Data for the task:
--- start ---

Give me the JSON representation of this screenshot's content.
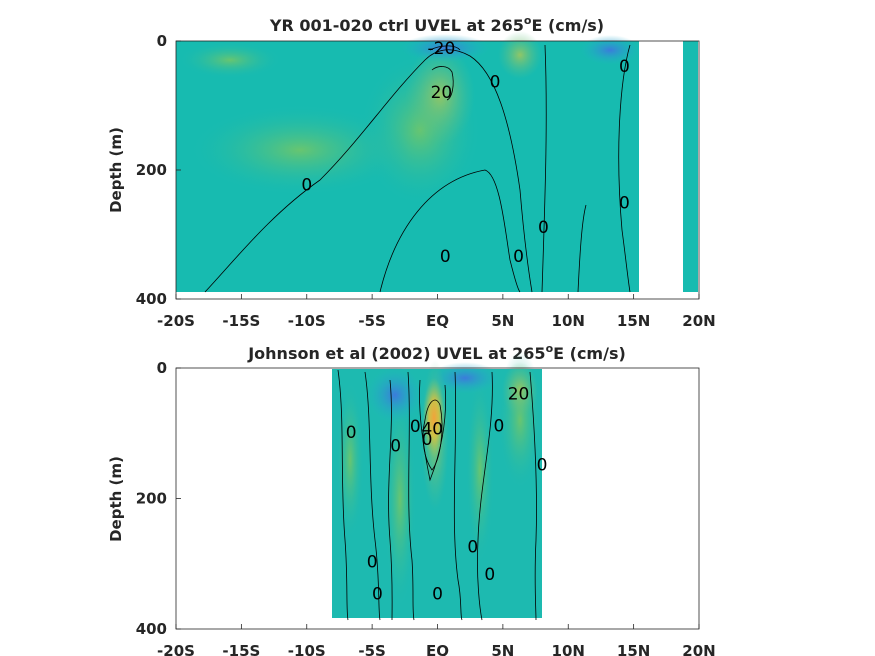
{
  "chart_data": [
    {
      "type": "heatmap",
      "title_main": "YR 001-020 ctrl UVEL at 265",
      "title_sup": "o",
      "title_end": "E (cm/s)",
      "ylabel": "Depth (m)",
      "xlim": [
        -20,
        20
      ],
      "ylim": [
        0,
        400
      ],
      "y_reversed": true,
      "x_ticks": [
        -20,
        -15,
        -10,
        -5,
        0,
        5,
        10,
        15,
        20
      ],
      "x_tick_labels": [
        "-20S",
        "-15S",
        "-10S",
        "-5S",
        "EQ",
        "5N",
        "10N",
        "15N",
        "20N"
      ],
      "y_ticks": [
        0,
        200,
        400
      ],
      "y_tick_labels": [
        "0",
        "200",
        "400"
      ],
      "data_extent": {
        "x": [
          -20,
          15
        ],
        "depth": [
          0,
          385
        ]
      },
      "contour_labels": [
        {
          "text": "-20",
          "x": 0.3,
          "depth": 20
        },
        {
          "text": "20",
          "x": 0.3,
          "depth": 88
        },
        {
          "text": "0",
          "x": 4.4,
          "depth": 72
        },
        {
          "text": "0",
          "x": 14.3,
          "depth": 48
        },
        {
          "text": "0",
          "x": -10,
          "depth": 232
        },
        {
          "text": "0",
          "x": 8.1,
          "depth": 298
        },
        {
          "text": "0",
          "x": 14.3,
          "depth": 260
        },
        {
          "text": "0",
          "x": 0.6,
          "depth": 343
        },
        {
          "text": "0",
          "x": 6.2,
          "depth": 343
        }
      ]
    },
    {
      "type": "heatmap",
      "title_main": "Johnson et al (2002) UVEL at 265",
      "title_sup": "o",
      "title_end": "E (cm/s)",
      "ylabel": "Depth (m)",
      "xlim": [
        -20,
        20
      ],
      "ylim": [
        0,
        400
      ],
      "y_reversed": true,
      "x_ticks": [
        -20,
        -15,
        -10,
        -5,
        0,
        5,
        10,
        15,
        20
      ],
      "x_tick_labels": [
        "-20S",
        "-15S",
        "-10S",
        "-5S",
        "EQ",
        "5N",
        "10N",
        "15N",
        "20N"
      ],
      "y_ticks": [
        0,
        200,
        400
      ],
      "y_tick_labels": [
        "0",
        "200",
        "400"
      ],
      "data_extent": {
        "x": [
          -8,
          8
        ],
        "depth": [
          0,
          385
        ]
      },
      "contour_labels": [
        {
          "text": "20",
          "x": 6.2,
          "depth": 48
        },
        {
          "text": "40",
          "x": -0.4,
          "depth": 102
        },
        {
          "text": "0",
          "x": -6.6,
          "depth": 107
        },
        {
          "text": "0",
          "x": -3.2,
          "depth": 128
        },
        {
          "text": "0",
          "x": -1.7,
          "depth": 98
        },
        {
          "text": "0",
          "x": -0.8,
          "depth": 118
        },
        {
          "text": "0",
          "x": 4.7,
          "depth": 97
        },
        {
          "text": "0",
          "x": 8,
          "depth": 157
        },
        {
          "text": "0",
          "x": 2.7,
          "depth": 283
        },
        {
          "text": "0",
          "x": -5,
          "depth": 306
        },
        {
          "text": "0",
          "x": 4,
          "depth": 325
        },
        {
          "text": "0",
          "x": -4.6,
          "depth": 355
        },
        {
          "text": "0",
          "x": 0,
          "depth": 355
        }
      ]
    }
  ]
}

--- end ---

What the task requires:
Repeat the listing verbatim. Skip the pictures.

Answer to the exercise:
Give me the JSON representation of this screenshot's content.
{
  "chart_data": [
    {
      "type": "heatmap",
      "title_main": "YR 001-020 ctrl UVEL at 265",
      "title_sup": "o",
      "title_end": "E (cm/s)",
      "ylabel": "Depth (m)",
      "xlim": [
        -20,
        20
      ],
      "ylim": [
        0,
        400
      ],
      "y_reversed": true,
      "x_ticks": [
        -20,
        -15,
        -10,
        -5,
        0,
        5,
        10,
        15,
        20
      ],
      "x_tick_labels": [
        "-20S",
        "-15S",
        "-10S",
        "-5S",
        "EQ",
        "5N",
        "10N",
        "15N",
        "20N"
      ],
      "y_ticks": [
        0,
        200,
        400
      ],
      "y_tick_labels": [
        "0",
        "200",
        "400"
      ],
      "data_extent": {
        "x": [
          -20,
          15
        ],
        "depth": [
          0,
          385
        ]
      },
      "contour_labels": [
        {
          "text": "-20",
          "x": 0.3,
          "depth": 20
        },
        {
          "text": "20",
          "x": 0.3,
          "depth": 88
        },
        {
          "text": "0",
          "x": 4.4,
          "depth": 72
        },
        {
          "text": "0",
          "x": 14.3,
          "depth": 48
        },
        {
          "text": "0",
          "x": -10,
          "depth": 232
        },
        {
          "text": "0",
          "x": 8.1,
          "depth": 298
        },
        {
          "text": "0",
          "x": 14.3,
          "depth": 260
        },
        {
          "text": "0",
          "x": 0.6,
          "depth": 343
        },
        {
          "text": "0",
          "x": 6.2,
          "depth": 343
        }
      ]
    },
    {
      "type": "heatmap",
      "title_main": "Johnson et al (2002) UVEL at 265",
      "title_sup": "o",
      "title_end": "E (cm/s)",
      "ylabel": "Depth (m)",
      "xlim": [
        -20,
        20
      ],
      "ylim": [
        0,
        400
      ],
      "y_reversed": true,
      "x_ticks": [
        -20,
        -15,
        -10,
        -5,
        0,
        5,
        10,
        15,
        20
      ],
      "x_tick_labels": [
        "-20S",
        "-15S",
        "-10S",
        "-5S",
        "EQ",
        "5N",
        "10N",
        "15N",
        "20N"
      ],
      "y_ticks": [
        0,
        200,
        400
      ],
      "y_tick_labels": [
        "0",
        "200",
        "400"
      ],
      "data_extent": {
        "x": [
          -8,
          8
        ],
        "depth": [
          0,
          385
        ]
      },
      "contour_labels": [
        {
          "text": "20",
          "x": 6.2,
          "depth": 48
        },
        {
          "text": "40",
          "x": -0.4,
          "depth": 102
        },
        {
          "text": "0",
          "x": -6.6,
          "depth": 107
        },
        {
          "text": "0",
          "x": -3.2,
          "depth": 128
        },
        {
          "text": "0",
          "x": -1.7,
          "depth": 98
        },
        {
          "text": "0",
          "x": -0.8,
          "depth": 118
        },
        {
          "text": "0",
          "x": 4.7,
          "depth": 97
        },
        {
          "text": "0",
          "x": 8,
          "depth": 157
        },
        {
          "text": "0",
          "x": 2.7,
          "depth": 283
        },
        {
          "text": "0",
          "x": -5,
          "depth": 306
        },
        {
          "text": "0",
          "x": 4,
          "depth": 325
        },
        {
          "text": "0",
          "x": -4.6,
          "depth": 355
        },
        {
          "text": "0",
          "x": 0,
          "depth": 355
        }
      ]
    }
  ]
}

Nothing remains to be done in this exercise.